--- SUPPLIED INFORMATION ---

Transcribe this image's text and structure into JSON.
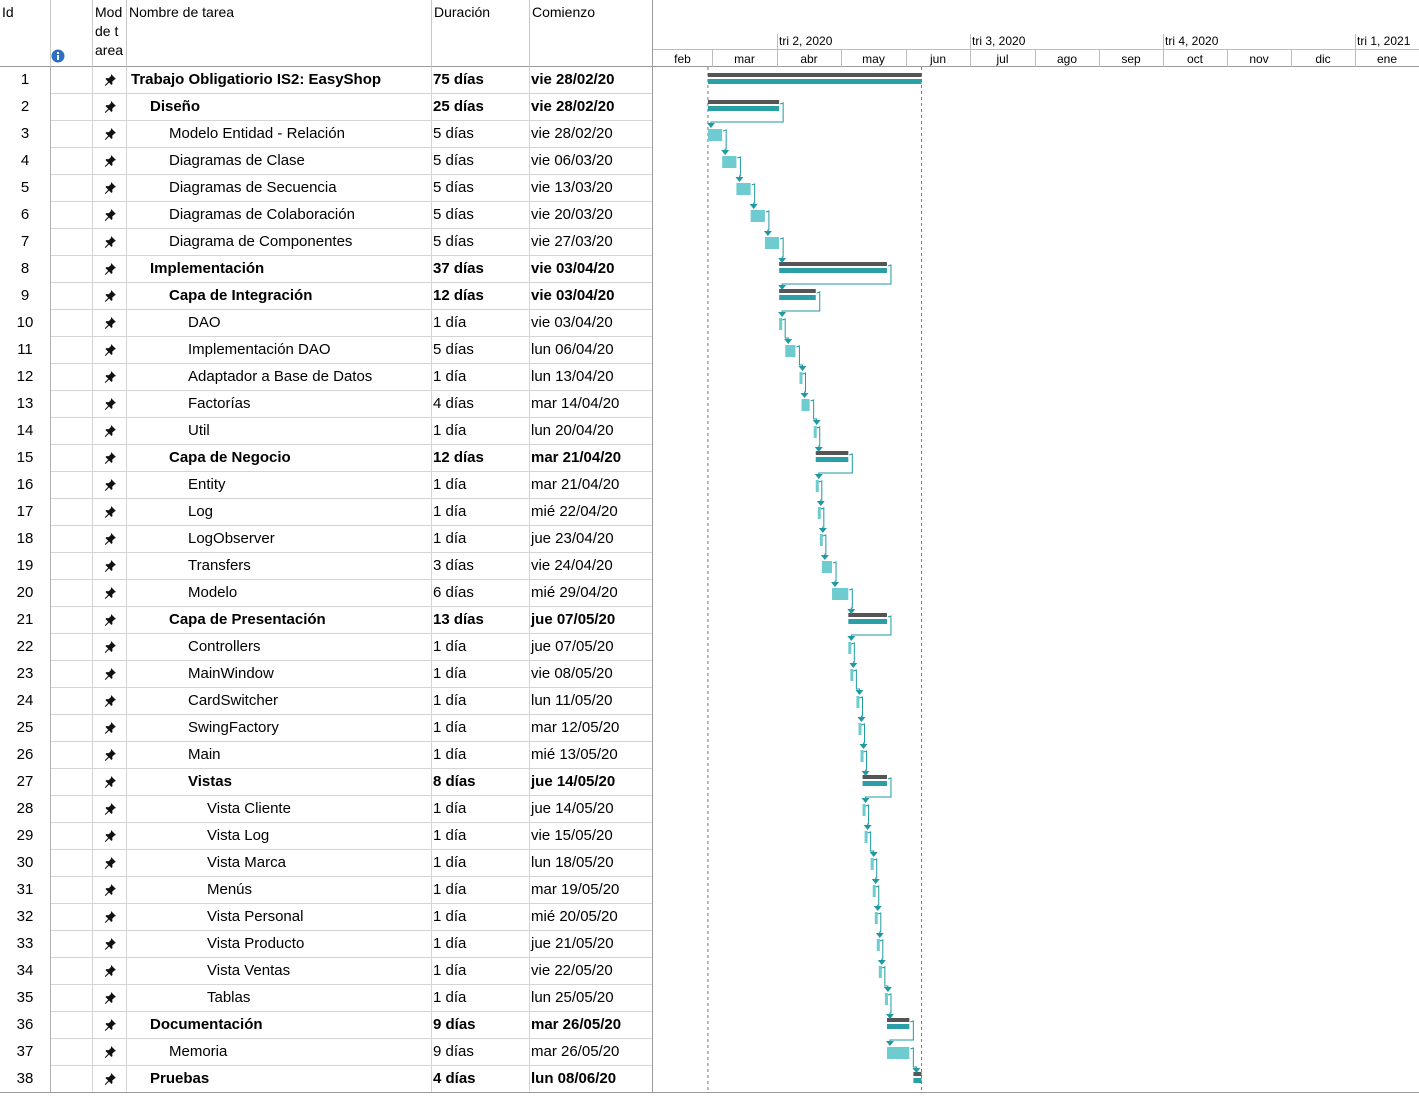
{
  "headers": {
    "id": "Id",
    "mode": "Mod de tarea",
    "name": "Nombre de tarea",
    "duration": "Duración",
    "start": "Comienzo"
  },
  "timescale": {
    "quarters": [
      "tri 2, 2020",
      "tri 3, 2020",
      "tri 4, 2020",
      "tri 1, 2021"
    ],
    "months": [
      "feb",
      "mar",
      "abr",
      "may",
      "jun",
      "jul",
      "ago",
      "sep",
      "oct",
      "nov",
      "dic",
      "ene"
    ]
  },
  "colors": {
    "summary_bar": "#555555",
    "summary_progress": "#2a9fa5",
    "task_bar": "#6ecbd0",
    "link": "#1f9aa3"
  },
  "tasks": [
    {
      "id": "1",
      "name": "Trabajo Obligatiorio IS2: EasyShop",
      "duration": "75 días",
      "start": "vie 28/02/20",
      "level": 0,
      "summary": true
    },
    {
      "id": "2",
      "name": "Diseño",
      "duration": "25 días",
      "start": "vie 28/02/20",
      "level": 1,
      "summary": true
    },
    {
      "id": "3",
      "name": "Modelo Entidad - Relación",
      "duration": "5 días",
      "start": "vie 28/02/20",
      "level": 2,
      "summary": false
    },
    {
      "id": "4",
      "name": "Diagramas de Clase",
      "duration": "5 días",
      "start": "vie 06/03/20",
      "level": 2,
      "summary": false
    },
    {
      "id": "5",
      "name": "Diagramas de Secuencia",
      "duration": "5 días",
      "start": "vie 13/03/20",
      "level": 2,
      "summary": false
    },
    {
      "id": "6",
      "name": "Diagramas de Colaboración",
      "duration": "5 días",
      "start": "vie 20/03/20",
      "level": 2,
      "summary": false
    },
    {
      "id": "7",
      "name": "Diagrama de Componentes",
      "duration": "5 días",
      "start": "vie 27/03/20",
      "level": 2,
      "summary": false
    },
    {
      "id": "8",
      "name": "Implementación",
      "duration": "37 días",
      "start": "vie 03/04/20",
      "level": 1,
      "summary": true
    },
    {
      "id": "9",
      "name": "Capa de Integración",
      "duration": "12 días",
      "start": "vie 03/04/20",
      "level": 2,
      "summary": true
    },
    {
      "id": "10",
      "name": "DAO",
      "duration": "1 día",
      "start": "vie 03/04/20",
      "level": 3,
      "summary": false
    },
    {
      "id": "11",
      "name": "Implementación DAO",
      "duration": "5 días",
      "start": "lun 06/04/20",
      "level": 3,
      "summary": false
    },
    {
      "id": "12",
      "name": "Adaptador a Base de Datos",
      "duration": "1 día",
      "start": "lun 13/04/20",
      "level": 3,
      "summary": false
    },
    {
      "id": "13",
      "name": "Factorías",
      "duration": "4 días",
      "start": "mar 14/04/20",
      "level": 3,
      "summary": false
    },
    {
      "id": "14",
      "name": "Util",
      "duration": "1 día",
      "start": "lun 20/04/20",
      "level": 3,
      "summary": false
    },
    {
      "id": "15",
      "name": "Capa de Negocio",
      "duration": "12 días",
      "start": "mar 21/04/20",
      "level": 2,
      "summary": true
    },
    {
      "id": "16",
      "name": "Entity",
      "duration": "1 día",
      "start": "mar 21/04/20",
      "level": 3,
      "summary": false
    },
    {
      "id": "17",
      "name": "Log",
      "duration": "1 día",
      "start": "mié 22/04/20",
      "level": 3,
      "summary": false
    },
    {
      "id": "18",
      "name": "LogObserver",
      "duration": "1 día",
      "start": "jue 23/04/20",
      "level": 3,
      "summary": false
    },
    {
      "id": "19",
      "name": "Transfers",
      "duration": "3 días",
      "start": "vie 24/04/20",
      "level": 3,
      "summary": false
    },
    {
      "id": "20",
      "name": "Modelo",
      "duration": "6 días",
      "start": "mié 29/04/20",
      "level": 3,
      "summary": false
    },
    {
      "id": "21",
      "name": "Capa de Presentación",
      "duration": "13 días",
      "start": "jue 07/05/20",
      "level": 2,
      "summary": true
    },
    {
      "id": "22",
      "name": "Controllers",
      "duration": "1 día",
      "start": "jue 07/05/20",
      "level": 3,
      "summary": false
    },
    {
      "id": "23",
      "name": "MainWindow",
      "duration": "1 día",
      "start": "vie 08/05/20",
      "level": 3,
      "summary": false
    },
    {
      "id": "24",
      "name": "CardSwitcher",
      "duration": "1 día",
      "start": "lun 11/05/20",
      "level": 3,
      "summary": false
    },
    {
      "id": "25",
      "name": "SwingFactory",
      "duration": "1 día",
      "start": "mar 12/05/20",
      "level": 3,
      "summary": false
    },
    {
      "id": "26",
      "name": "Main",
      "duration": "1 día",
      "start": "mié 13/05/20",
      "level": 3,
      "summary": false
    },
    {
      "id": "27",
      "name": "Vistas",
      "duration": "8 días",
      "start": "jue 14/05/20",
      "level": 3,
      "summary": true
    },
    {
      "id": "28",
      "name": "Vista Cliente",
      "duration": "1 día",
      "start": "jue 14/05/20",
      "level": 4,
      "summary": false
    },
    {
      "id": "29",
      "name": "Vista Log",
      "duration": "1 día",
      "start": "vie 15/05/20",
      "level": 4,
      "summary": false
    },
    {
      "id": "30",
      "name": "Vista Marca",
      "duration": "1 día",
      "start": "lun 18/05/20",
      "level": 4,
      "summary": false
    },
    {
      "id": "31",
      "name": "Menús",
      "duration": "1 día",
      "start": "mar 19/05/20",
      "level": 4,
      "summary": false
    },
    {
      "id": "32",
      "name": "Vista Personal",
      "duration": "1 día",
      "start": "mié 20/05/20",
      "level": 4,
      "summary": false
    },
    {
      "id": "33",
      "name": "Vista Producto",
      "duration": "1 día",
      "start": "jue 21/05/20",
      "level": 4,
      "summary": false
    },
    {
      "id": "34",
      "name": "Vista Ventas",
      "duration": "1 día",
      "start": "vie 22/05/20",
      "level": 4,
      "summary": false
    },
    {
      "id": "35",
      "name": "Tablas",
      "duration": "1 día",
      "start": "lun 25/05/20",
      "level": 4,
      "summary": false
    },
    {
      "id": "36",
      "name": "Documentación",
      "duration": "9 días",
      "start": "mar 26/05/20",
      "level": 1,
      "summary": true
    },
    {
      "id": "37",
      "name": "Memoria",
      "duration": "9 días",
      "start": "mar 26/05/20",
      "level": 2,
      "summary": false
    },
    {
      "id": "38",
      "name": "Pruebas",
      "duration": "4 días",
      "start": "lun 08/06/20",
      "level": 1,
      "summary": true
    }
  ]
}
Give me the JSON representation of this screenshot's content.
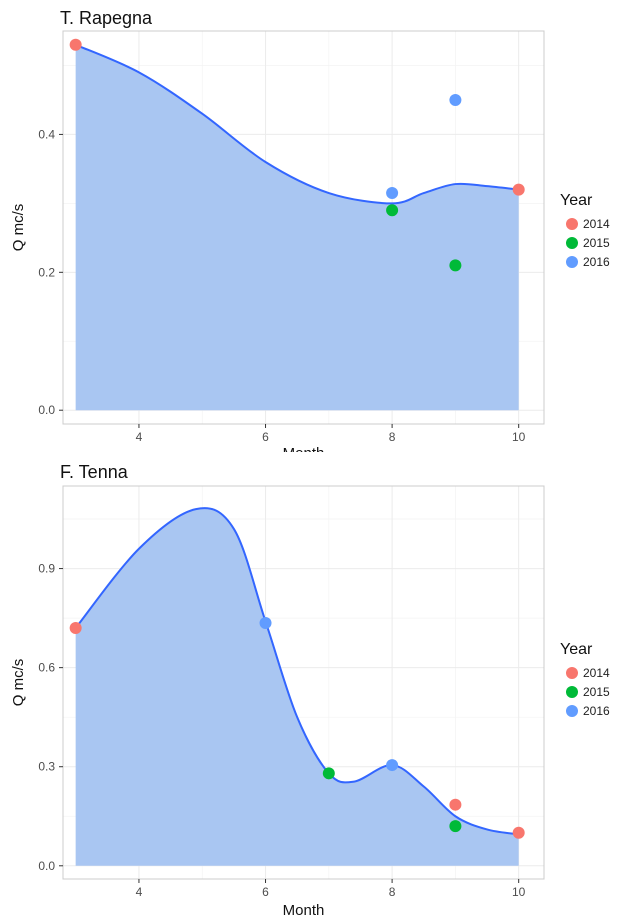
{
  "colors": {
    "area_fill": "#a9c6f2",
    "smooth_line": "#3366ff",
    "year_2014": "#f8766d",
    "year_2015": "#00ba38",
    "year_2016": "#619cff",
    "panel_border": "#cccccc",
    "grid": "#ebebeb"
  },
  "chart_data": [
    {
      "type": "scatter",
      "title": "T. Rapegna",
      "xlabel": "Month",
      "ylabel": "Q mc/s",
      "xlim": [
        2.8,
        10.4
      ],
      "ylim": [
        -0.02,
        0.55
      ],
      "xticks": [
        4,
        6,
        8,
        10
      ],
      "yticks": [
        0.0,
        0.2,
        0.4
      ],
      "ytick_labels": [
        "0.0",
        "0.2",
        "0.4"
      ],
      "grid": true,
      "legend": {
        "title": "Year",
        "placement": "right",
        "entries": [
          {
            "label": "2014",
            "color_key": "year_2014"
          },
          {
            "label": "2015",
            "color_key": "year_2015"
          },
          {
            "label": "2016",
            "color_key": "year_2016"
          }
        ]
      },
      "series": [
        {
          "name": "2014",
          "color_key": "year_2014",
          "points": [
            {
              "x": 3,
              "y": 0.53
            },
            {
              "x": 10,
              "y": 0.32
            }
          ]
        },
        {
          "name": "2015",
          "color_key": "year_2015",
          "points": [
            {
              "x": 8,
              "y": 0.29
            },
            {
              "x": 9,
              "y": 0.21
            }
          ]
        },
        {
          "name": "2016",
          "color_key": "year_2016",
          "points": [
            {
              "x": 8,
              "y": 0.315
            },
            {
              "x": 9,
              "y": 0.45
            }
          ]
        }
      ],
      "smooth_curve": [
        {
          "x": 3,
          "y": 0.53
        },
        {
          "x": 4,
          "y": 0.49
        },
        {
          "x": 5,
          "y": 0.43
        },
        {
          "x": 6,
          "y": 0.36
        },
        {
          "x": 7,
          "y": 0.315
        },
        {
          "x": 8,
          "y": 0.3
        },
        {
          "x": 8.5,
          "y": 0.315
        },
        {
          "x": 9,
          "y": 0.328
        },
        {
          "x": 9.5,
          "y": 0.325
        },
        {
          "x": 10,
          "y": 0.32
        }
      ]
    },
    {
      "type": "scatter",
      "title": "F. Tenna",
      "xlabel": "Month",
      "ylabel": "Q mc/s",
      "xlim": [
        2.8,
        10.4
      ],
      "ylim": [
        -0.04,
        1.15
      ],
      "xticks": [
        4,
        6,
        8,
        10
      ],
      "yticks": [
        0.0,
        0.3,
        0.6,
        0.9
      ],
      "ytick_labels": [
        "0.0",
        "0.3",
        "0.6",
        "0.9"
      ],
      "grid": true,
      "legend": {
        "title": "Year",
        "placement": "right",
        "entries": [
          {
            "label": "2014",
            "color_key": "year_2014"
          },
          {
            "label": "2015",
            "color_key": "year_2015"
          },
          {
            "label": "2016",
            "color_key": "year_2016"
          }
        ]
      },
      "series": [
        {
          "name": "2014",
          "color_key": "year_2014",
          "points": [
            {
              "x": 3,
              "y": 0.72
            },
            {
              "x": 9,
              "y": 0.185
            },
            {
              "x": 10,
              "y": 0.1
            }
          ]
        },
        {
          "name": "2015",
          "color_key": "year_2015",
          "points": [
            {
              "x": 7,
              "y": 0.28
            },
            {
              "x": 9,
              "y": 0.12
            }
          ]
        },
        {
          "name": "2016",
          "color_key": "year_2016",
          "points": [
            {
              "x": 6,
              "y": 0.735
            },
            {
              "x": 8,
              "y": 0.305
            }
          ]
        }
      ],
      "smooth_curve": [
        {
          "x": 3,
          "y": 0.72
        },
        {
          "x": 4,
          "y": 0.96
        },
        {
          "x": 4.9,
          "y": 1.08
        },
        {
          "x": 5.5,
          "y": 1.02
        },
        {
          "x": 6,
          "y": 0.74
        },
        {
          "x": 6.5,
          "y": 0.45
        },
        {
          "x": 7,
          "y": 0.28
        },
        {
          "x": 7.4,
          "y": 0.255
        },
        {
          "x": 8,
          "y": 0.305
        },
        {
          "x": 8.5,
          "y": 0.24
        },
        {
          "x": 9,
          "y": 0.15
        },
        {
          "x": 9.5,
          "y": 0.11
        },
        {
          "x": 10,
          "y": 0.095
        }
      ]
    }
  ]
}
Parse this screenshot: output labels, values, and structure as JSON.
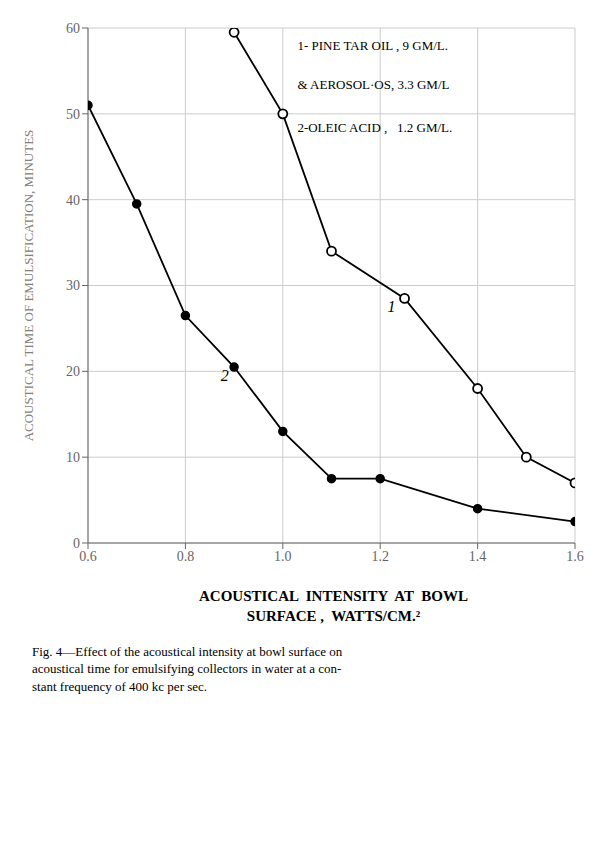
{
  "chart_data": {
    "type": "line",
    "xlabel": "ACOUSTICAL  INTENSITY  AT  BOWL\nSURFACE ,  WATTS/CM.²",
    "ylabel": "ACOUSTICAL TIME OF EMULSIFICATION,  MINUTES",
    "caption": "Fig. 4—Effect of the acoustical intensity at bowl surface on\nacoustical time for emulsifying collectors in water at a con-\nstant frequency of 400 kc per sec.",
    "series": [
      {
        "x": [
          0.9,
          1.0,
          1.1,
          1.25,
          1.4,
          1.5,
          1.6
        ],
        "values": [
          59.5,
          50.0,
          34.0,
          28.5,
          18.0,
          10.0,
          7.0
        ],
        "color": "#000000",
        "marker": "open_circle"
      },
      {
        "x": [
          0.6,
          0.7,
          0.8,
          0.9,
          1.0,
          1.1,
          1.2,
          1.4,
          1.6
        ],
        "values": [
          51.0,
          39.5,
          26.5,
          20.5,
          13.0,
          7.5,
          7.5,
          4.0,
          2.5
        ],
        "color": "#000000",
        "marker": "circle"
      }
    ],
    "xlim": [
      0.6,
      1.6
    ],
    "ylim": [
      0,
      60
    ],
    "xticks": [
      0.6,
      0.8,
      {
        "value": 1.0,
        "label": "1.0"
      },
      1.2,
      1.4,
      1.6
    ],
    "yticks": [
      0,
      10,
      20,
      30,
      40,
      50,
      60
    ],
    "grid": true,
    "annotations": [
      {
        "text": "1",
        "x": 1.215,
        "y": 27.5
      },
      {
        "text": "2",
        "x": 0.895,
        "y": 19.5
      },
      {
        "text": "1- PINE TAR OIL , 9 GM/L.",
        "x": 1.03,
        "y": 58.5
      },
      {
        "text": "& AEROSOL·OS, 3.3 GM/L",
        "x": 1.03,
        "y": 54.0
      },
      {
        "text": "2-OLEIC ACID ,   1.2 GM/L.",
        "x": 1.03,
        "y": 49.0
      }
    ]
  }
}
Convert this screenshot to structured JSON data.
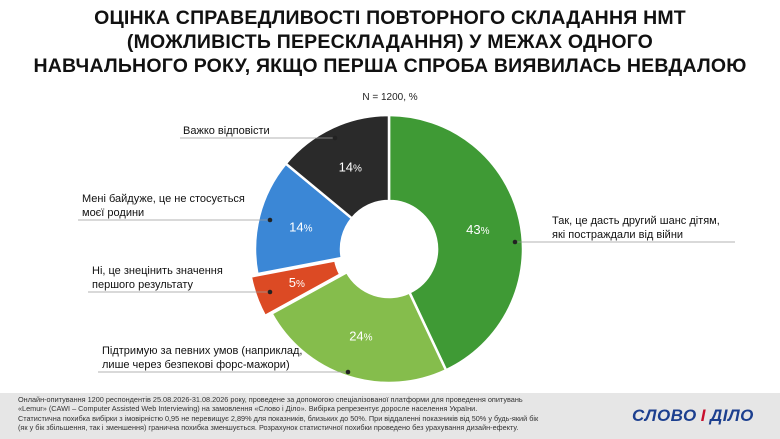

---

[EXERCISE INSTRUCTIONS]: In the entries above, count each line with "Capa"; reply with the total only.

[CORRECT RESULT]: 3